→ **Short task**: All the records that follow need to be reproduced exactly. Omit the images.
-*-*-
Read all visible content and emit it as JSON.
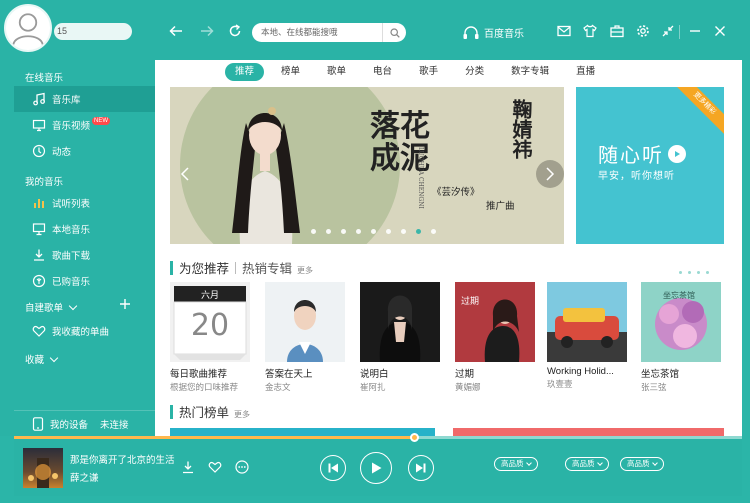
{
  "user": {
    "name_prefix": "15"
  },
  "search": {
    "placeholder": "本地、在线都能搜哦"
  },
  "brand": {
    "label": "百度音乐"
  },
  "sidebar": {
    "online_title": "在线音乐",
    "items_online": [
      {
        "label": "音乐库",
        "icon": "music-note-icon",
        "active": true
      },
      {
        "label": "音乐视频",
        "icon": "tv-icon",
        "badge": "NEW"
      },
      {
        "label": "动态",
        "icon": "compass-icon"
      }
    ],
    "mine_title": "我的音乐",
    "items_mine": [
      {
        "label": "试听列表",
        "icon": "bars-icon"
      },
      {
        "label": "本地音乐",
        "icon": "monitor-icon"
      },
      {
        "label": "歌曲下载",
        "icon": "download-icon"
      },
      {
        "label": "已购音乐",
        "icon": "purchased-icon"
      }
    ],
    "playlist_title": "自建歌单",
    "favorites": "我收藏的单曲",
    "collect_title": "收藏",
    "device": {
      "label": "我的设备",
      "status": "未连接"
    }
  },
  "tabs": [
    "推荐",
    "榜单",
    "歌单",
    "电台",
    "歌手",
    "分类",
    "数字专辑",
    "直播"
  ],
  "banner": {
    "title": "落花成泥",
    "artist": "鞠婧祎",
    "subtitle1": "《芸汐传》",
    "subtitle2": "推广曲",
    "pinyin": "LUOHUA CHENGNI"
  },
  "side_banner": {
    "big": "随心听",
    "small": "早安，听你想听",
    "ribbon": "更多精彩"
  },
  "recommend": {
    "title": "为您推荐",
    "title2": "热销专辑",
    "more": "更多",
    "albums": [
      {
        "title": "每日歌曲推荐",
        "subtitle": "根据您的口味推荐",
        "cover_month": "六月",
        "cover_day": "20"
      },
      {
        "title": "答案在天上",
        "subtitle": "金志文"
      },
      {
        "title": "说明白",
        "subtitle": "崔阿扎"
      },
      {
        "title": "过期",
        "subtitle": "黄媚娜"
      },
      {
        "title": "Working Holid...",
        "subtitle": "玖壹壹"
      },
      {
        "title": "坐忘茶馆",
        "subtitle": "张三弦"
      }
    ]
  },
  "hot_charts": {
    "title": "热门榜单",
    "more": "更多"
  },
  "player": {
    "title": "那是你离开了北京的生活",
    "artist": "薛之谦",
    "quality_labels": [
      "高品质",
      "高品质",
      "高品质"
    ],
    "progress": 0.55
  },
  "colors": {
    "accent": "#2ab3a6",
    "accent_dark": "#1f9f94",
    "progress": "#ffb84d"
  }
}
-*-*-
→ **Complete output**:
Read all visible content and emit it as JSON.
{
  "user": {
    "name_prefix": "15"
  },
  "search": {
    "placeholder": "本地、在线都能搜哦"
  },
  "brand": {
    "label": "百度音乐"
  },
  "sidebar": {
    "online_title": "在线音乐",
    "items_online": [
      {
        "label": "音乐库",
        "icon": "music-note-icon",
        "active": true
      },
      {
        "label": "音乐视频",
        "icon": "tv-icon",
        "badge": "NEW"
      },
      {
        "label": "动态",
        "icon": "compass-icon"
      }
    ],
    "mine_title": "我的音乐",
    "items_mine": [
      {
        "label": "试听列表",
        "icon": "bars-icon"
      },
      {
        "label": "本地音乐",
        "icon": "monitor-icon"
      },
      {
        "label": "歌曲下载",
        "icon": "download-icon"
      },
      {
        "label": "已购音乐",
        "icon": "purchased-icon"
      }
    ],
    "playlist_title": "自建歌单",
    "favorites": "我收藏的单曲",
    "collect_title": "收藏",
    "device": {
      "label": "我的设备",
      "status": "未连接"
    }
  },
  "tabs": [
    "推荐",
    "榜单",
    "歌单",
    "电台",
    "歌手",
    "分类",
    "数字专辑",
    "直播"
  ],
  "banner": {
    "title": "落花成泥",
    "artist": "鞠婧祎",
    "subtitle1": "《芸汐传》",
    "subtitle2": "推广曲",
    "pinyin": "LUOHUA CHENGNI"
  },
  "side_banner": {
    "big": "随心听",
    "small": "早安，听你想听",
    "ribbon": "更多精彩"
  },
  "recommend": {
    "title": "为您推荐",
    "title2": "热销专辑",
    "more": "更多",
    "albums": [
      {
        "title": "每日歌曲推荐",
        "subtitle": "根据您的口味推荐",
        "cover_month": "六月",
        "cover_day": "20"
      },
      {
        "title": "答案在天上",
        "subtitle": "金志文"
      },
      {
        "title": "说明白",
        "subtitle": "崔阿扎"
      },
      {
        "title": "过期",
        "subtitle": "黄媚娜"
      },
      {
        "title": "Working Holid...",
        "subtitle": "玖壹壹"
      },
      {
        "title": "坐忘茶馆",
        "subtitle": "张三弦"
      }
    ]
  },
  "hot_charts": {
    "title": "热门榜单",
    "more": "更多"
  },
  "player": {
    "title": "那是你离开了北京的生活",
    "artist": "薛之谦",
    "quality_labels": [
      "高品质",
      "高品质",
      "高品质"
    ],
    "progress": 0.55
  },
  "colors": {
    "accent": "#2ab3a6",
    "accent_dark": "#1f9f94",
    "progress": "#ffb84d"
  }
}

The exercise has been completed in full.